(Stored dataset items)
━━━━━━━━━━━━━━━━━━━━━━━━━━━━━━
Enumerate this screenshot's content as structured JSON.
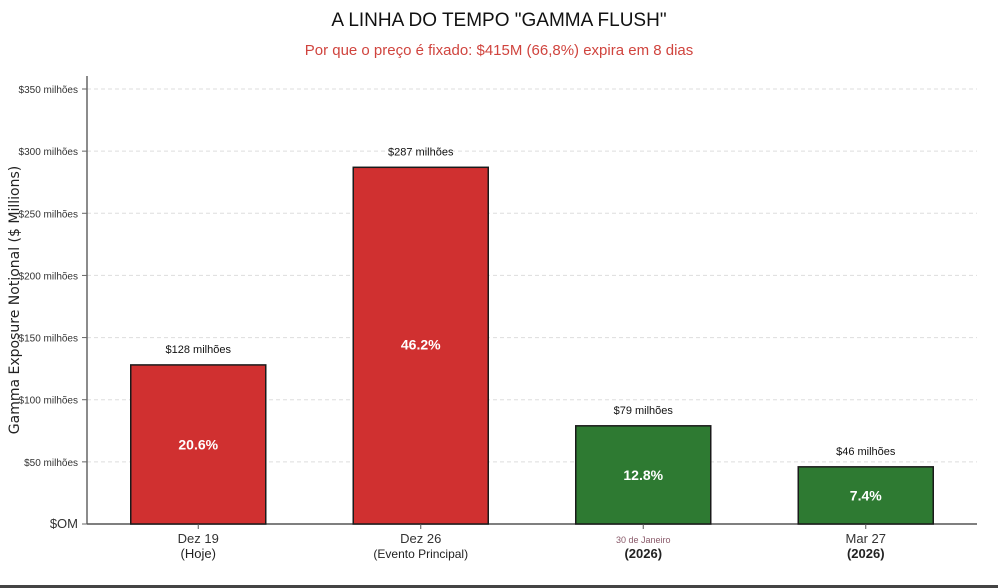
{
  "chart_data": {
    "type": "bar",
    "title": "A LINHA DO TEMPO \"GAMMA FLUSH\"",
    "subtitle": "Por que o preço é fixado: $415M (66,8%) expira em 8 dias",
    "ylabel": "Gamma Exposure Notional ($ Millions)",
    "xlabel": "",
    "ylim": [
      0,
      350
    ],
    "yticks": [
      0,
      50,
      100,
      150,
      200,
      250,
      300,
      350
    ],
    "ytick_labels": [
      "$OM",
      "$50 milhões",
      "$100 milhões",
      "$150 milhões",
      "$200 milhões",
      "$250 milhões",
      "$300 milhões",
      "$350 milhões"
    ],
    "grid": true,
    "categories": [
      "Dez 19",
      "Dez 26",
      "30 de Janeiro",
      "Mar 27"
    ],
    "category_sublabels": [
      "(Hoje)",
      "(Evento Principal)",
      "(2026)",
      "(2026)"
    ],
    "values": [
      128,
      287,
      79,
      46
    ],
    "value_labels": [
      "$128 milhões",
      "$287 milhões",
      "$79 milhões",
      "$46 milhões"
    ],
    "percent_labels": [
      "20.6%",
      "46.2%",
      "12.8%",
      "7.4%"
    ],
    "colors": [
      "#d03030",
      "#d03030",
      "#2e7a32",
      "#2e7a32"
    ]
  }
}
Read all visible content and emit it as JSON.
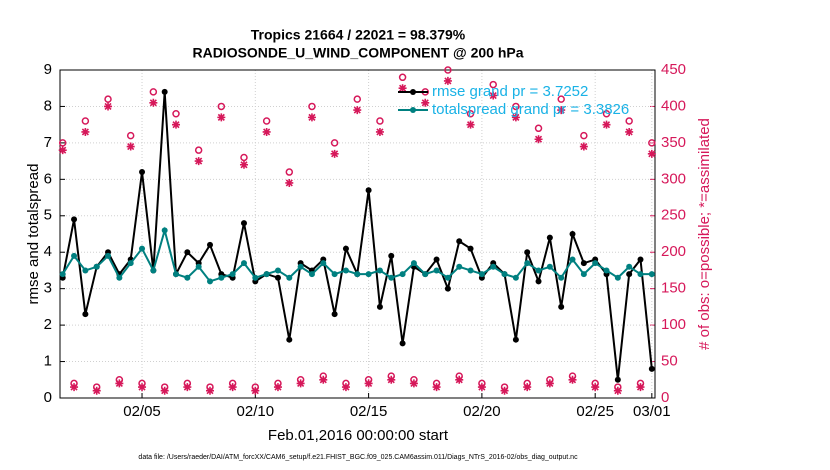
{
  "chart_data": {
    "type": "line",
    "title": "Tropics 21664 / 22021 = 98.379%",
    "subtitle": "RADIOSONDE_U_WIND_COMPONENT @ 200 hPa",
    "x_label": "Feb.01,2016 00:00:00 start",
    "y_label": "rmse and totalspread",
    "y2_label": "# of obs: o=possible; *=assimilated",
    "footnote": "data file: /Users/raeder/DAI/ATM_forcXX/CAM6_setup/f.e21.FHIST_BGC.f09_025.CAM6assim.011/Diags_NTrS_2016-02/obs_diag_output.nc",
    "x": [
      0.5,
      1,
      1.5,
      2,
      2.5,
      3,
      3.5,
      4,
      4.5,
      5,
      5.5,
      6,
      6.5,
      7,
      7.5,
      8,
      8.5,
      9,
      9.5,
      10,
      10.5,
      11,
      11.5,
      12,
      12.5,
      13,
      13.5,
      14,
      14.5,
      15,
      15.5,
      16,
      16.5,
      17,
      17.5,
      18,
      18.5,
      19,
      19.5,
      20,
      20.5,
      21,
      21.5,
      22,
      22.5,
      23,
      23.5,
      24,
      24.5,
      25,
      25.5,
      26,
      26.5
    ],
    "xlim": [
      0.38,
      26.64
    ],
    "xticks": [
      {
        "value": 4,
        "label": "02/05"
      },
      {
        "value": 9,
        "label": "02/10"
      },
      {
        "value": 14,
        "label": "02/15"
      },
      {
        "value": 19,
        "label": "02/20"
      },
      {
        "value": 24,
        "label": "02/25"
      },
      {
        "value": 26.5,
        "label": "03/01"
      }
    ],
    "ylim": [
      0,
      9
    ],
    "yticks": [
      0,
      1,
      2,
      3,
      4,
      5,
      6,
      7,
      8,
      9
    ],
    "y2lim": [
      0,
      450
    ],
    "y2ticks": [
      0,
      50,
      100,
      150,
      200,
      250,
      300,
      350,
      400,
      450
    ],
    "grid": true,
    "legend": "upper right",
    "legend_text_color": "#19b2e6",
    "y2_color": "#d6185a",
    "series": [
      {
        "name": "rmse grand pr = 3.7252",
        "color": "#000000",
        "marker": "dot",
        "values": [
          3.3,
          4.9,
          2.3,
          3.6,
          4.0,
          3.4,
          3.8,
          6.2,
          3.5,
          8.4,
          3.4,
          4.0,
          3.7,
          4.2,
          3.4,
          3.3,
          4.8,
          3.2,
          3.4,
          3.3,
          1.6,
          3.7,
          3.5,
          3.8,
          2.3,
          4.1,
          3.4,
          5.7,
          2.5,
          3.9,
          1.5,
          3.6,
          3.4,
          3.8,
          3.0,
          4.3,
          4.1,
          3.3,
          3.7,
          3.4,
          1.6,
          4.0,
          3.2,
          4.4,
          2.5,
          4.5,
          3.7,
          3.8,
          3.4,
          0.5,
          3.4,
          3.8,
          0.8
        ]
      },
      {
        "name": "totalspread grand pr = 3.3826",
        "color": "#008080",
        "marker": "dot",
        "values": [
          3.4,
          3.9,
          3.5,
          3.6,
          3.9,
          3.3,
          3.7,
          4.1,
          3.5,
          4.6,
          3.4,
          3.3,
          3.6,
          3.2,
          3.3,
          3.4,
          3.7,
          3.3,
          3.4,
          3.5,
          3.3,
          3.6,
          3.4,
          3.7,
          3.4,
          3.5,
          3.4,
          3.4,
          3.5,
          3.3,
          3.4,
          3.7,
          3.4,
          3.5,
          3.3,
          3.6,
          3.5,
          3.4,
          3.6,
          3.4,
          3.3,
          3.7,
          3.5,
          3.6,
          3.3,
          3.8,
          3.4,
          3.7,
          3.5,
          3.3,
          3.6,
          3.4,
          3.4
        ]
      },
      {
        "color": "#d6185a",
        "marker": "circle",
        "axis": "y2",
        "values": [
          350,
          20,
          380,
          15,
          410,
          25,
          360,
          20,
          420,
          15,
          390,
          20,
          340,
          15,
          400,
          20,
          330,
          15,
          380,
          20,
          310,
          25,
          400,
          30,
          350,
          20,
          410,
          25,
          380,
          30,
          440,
          25,
          420,
          20,
          450,
          30,
          390,
          20,
          430,
          15,
          400,
          20,
          370,
          25,
          410,
          30,
          360,
          20,
          390,
          15,
          380,
          20,
          350
        ]
      },
      {
        "color": "#d6185a",
        "marker": "asterisk",
        "axis": "y2",
        "values": [
          340,
          15,
          365,
          10,
          400,
          20,
          345,
          15,
          405,
          10,
          375,
          15,
          325,
          10,
          385,
          15,
          320,
          10,
          365,
          15,
          295,
          20,
          385,
          25,
          335,
          15,
          395,
          20,
          365,
          25,
          425,
          20,
          405,
          15,
          435,
          25,
          375,
          15,
          415,
          10,
          385,
          15,
          355,
          20,
          395,
          25,
          345,
          15,
          375,
          10,
          365,
          15,
          335
        ]
      }
    ]
  }
}
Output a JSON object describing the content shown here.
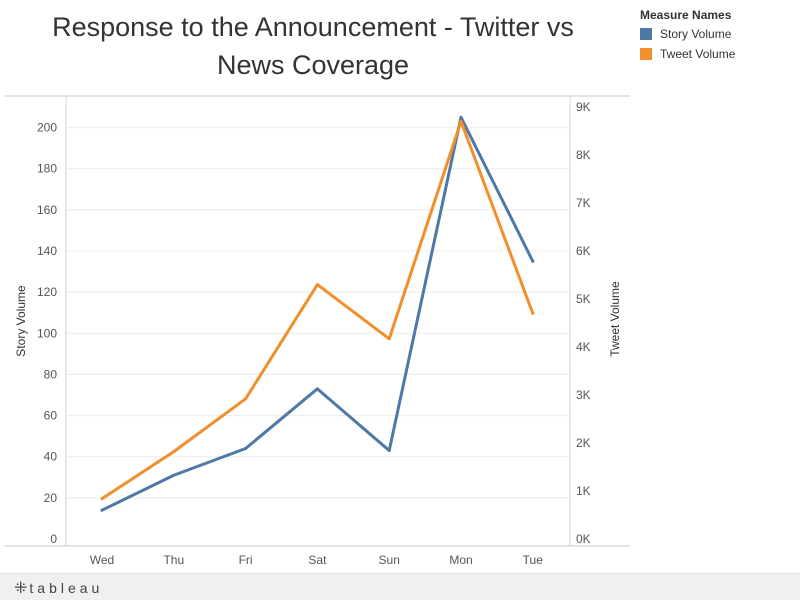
━━━━━━━━━━━━━━━━━━━━━━━━━━━━━━
* **Do this**
Leave out the pictures and transcribe the entries above exactly.

* **Answer to the problem**
Enumerate this screenshot's content as structured JSON.
{
  "chart_data": {
    "type": "bar",
    "title": "A LINHA DO TEMPO \"GAMMA FLUSH\"",
    "subtitle": "Por que o preço é fixado: $415M (66,8%) expira em 8 dias",
    "ylabel": "Gamma Exposure Notional ($ Millions)",
    "xlabel": "",
    "ylim": [
      0,
      350
    ],
    "yticks": [
      0,
      50,
      100,
      150,
      200,
      250,
      300,
      350
    ],
    "ytick_labels": [
      "$OM",
      "$50 milhões",
      "$100 milhões",
      "$150 milhões",
      "$200 milhões",
      "$250 milhões",
      "$300 milhões",
      "$350 milhões"
    ],
    "grid": true,
    "categories": [
      "Dez 19",
      "Dez 26",
      "30 de Janeiro",
      "Mar 27"
    ],
    "category_sublabels": [
      "(Hoje)",
      "(Evento Principal)",
      "(2026)",
      "(2026)"
    ],
    "values": [
      128,
      287,
      79,
      46
    ],
    "value_labels": [
      "$128 milhões",
      "$287 milhões",
      "$79 milhões",
      "$46 milhões"
    ],
    "percent_labels": [
      "20.6%",
      "46.2%",
      "12.8%",
      "7.4%"
    ],
    "colors": [
      "#d03030",
      "#d03030",
      "#2e7a32",
      "#2e7a32"
    ]
  }
}
Read all visible content and emit it as JSON.
{
  "chart_data": {
    "type": "line",
    "title": "Tropics 21664 / 22021 = 98.379%",
    "subtitle": "RADIOSONDE_U_WIND_COMPONENT @ 200 hPa",
    "x_label": "Feb.01,2016 00:00:00 start",
    "y_label": "rmse and totalspread",
    "y2_label": "# of obs: o=possible; *=assimilated",
    "footnote": "data file: /Users/raeder/DAI/ATM_forcXX/CAM6_setup/f.e21.FHIST_BGC.f09_025.CAM6assim.011/Diags_NTrS_2016-02/obs_diag_output.nc",
    "x": [
      0.5,
      1,
      1.5,
      2,
      2.5,
      3,
      3.5,
      4,
      4.5,
      5,
      5.5,
      6,
      6.5,
      7,
      7.5,
      8,
      8.5,
      9,
      9.5,
      10,
      10.5,
      11,
      11.5,
      12,
      12.5,
      13,
      13.5,
      14,
      14.5,
      15,
      15.5,
      16,
      16.5,
      17,
      17.5,
      18,
      18.5,
      19,
      19.5,
      20,
      20.5,
      21,
      21.5,
      22,
      22.5,
      23,
      23.5,
      24,
      24.5,
      25,
      25.5,
      26,
      26.5
    ],
    "xlim": [
      0.38,
      26.64
    ],
    "xticks": [
      {
        "value": 4,
        "label": "02/05"
      },
      {
        "value": 9,
        "label": "02/10"
      },
      {
        "value": 14,
        "label": "02/15"
      },
      {
        "value": 19,
        "label": "02/20"
      },
      {
        "value": 24,
        "label": "02/25"
      },
      {
        "value": 26.5,
        "label": "03/01"
      }
    ],
    "ylim": [
      0,
      9
    ],
    "yticks": [
      0,
      1,
      2,
      3,
      4,
      5,
      6,
      7,
      8,
      9
    ],
    "y2lim": [
      0,
      450
    ],
    "y2ticks": [
      0,
      50,
      100,
      150,
      200,
      250,
      300,
      350,
      400,
      450
    ],
    "grid": true,
    "legend": "upper right",
    "legend_text_color": "#19b2e6",
    "y2_color": "#d6185a",
    "series": [
      {
        "name": "rmse grand pr = 3.7252",
        "color": "#000000",
        "marker": "dot",
        "values": [
          3.3,
          4.9,
          2.3,
          3.6,
          4.0,
          3.4,
          3.8,
          6.2,
          3.5,
          8.4,
          3.4,
          4.0,
          3.7,
          4.2,
          3.4,
          3.3,
          4.8,
          3.2,
          3.4,
          3.3,
          1.6,
          3.7,
          3.5,
          3.8,
          2.3,
          4.1,
          3.4,
          5.7,
          2.5,
          3.9,
          1.5,
          3.6,
          3.4,
          3.8,
          3.0,
          4.3,
          4.1,
          3.3,
          3.7,
          3.4,
          1.6,
          4.0,
          3.2,
          4.4,
          2.5,
          4.5,
          3.7,
          3.8,
          3.4,
          0.5,
          3.4,
          3.8,
          0.8
        ]
      },
      {
        "name": "totalspread grand pr = 3.3826",
        "color": "#008080",
        "marker": "dot",
        "values": [
          3.4,
          3.9,
          3.5,
          3.6,
          3.9,
          3.3,
          3.7,
          4.1,
          3.5,
          4.6,
          3.4,
          3.3,
          3.6,
          3.2,
          3.3,
          3.4,
          3.7,
          3.3,
          3.4,
          3.5,
          3.3,
          3.6,
          3.4,
          3.7,
          3.4,
          3.5,
          3.4,
          3.4,
          3.5,
          3.3,
          3.4,
          3.7,
          3.4,
          3.5,
          3.3,
          3.6,
          3.5,
          3.4,
          3.6,
          3.4,
          3.3,
          3.7,
          3.5,
          3.6,
          3.3,
          3.8,
          3.4,
          3.7,
          3.5,
          3.3,
          3.6,
          3.4,
          3.4
        ]
      },
      {
        "color": "#d6185a",
        "marker": "circle",
        "axis": "y2",
        "values": [
          350,
          20,
          380,
          15,
          410,
          25,
          360,
          20,
          420,
          15,
          390,
          20,
          340,
          15,
          400,
          20,
          330,
          15,
          380,
          20,
          310,
          25,
          400,
          30,
          350,
          20,
          410,
          25,
          380,
          30,
          440,
          25,
          420,
          20,
          450,
          30,
          390,
          20,
          430,
          15,
          400,
          20,
          370,
          25,
          410,
          30,
          360,
          20,
          390,
          15,
          380,
          20,
          350
        ]
      },
      {
        "color": "#d6185a",
        "marker": "asterisk",
        "axis": "y2",
        "values": [
          340,
          15,
          365,
          10,
          400,
          20,
          345,
          15,
          405,
          10,
          375,
          15,
          325,
          10,
          385,
          15,
          320,
          10,
          365,
          15,
          295,
          20,
          385,
          25,
          335,
          15,
          395,
          20,
          365,
          25,
          425,
          20,
          405,
          15,
          435,
          25,
          375,
          15,
          415,
          10,
          385,
          15,
          355,
          20,
          395,
          25,
          345,
          15,
          375,
          10,
          365,
          15,
          335
        ]
      }
    ]
  }
}
Output a JSON object describing the content shown here.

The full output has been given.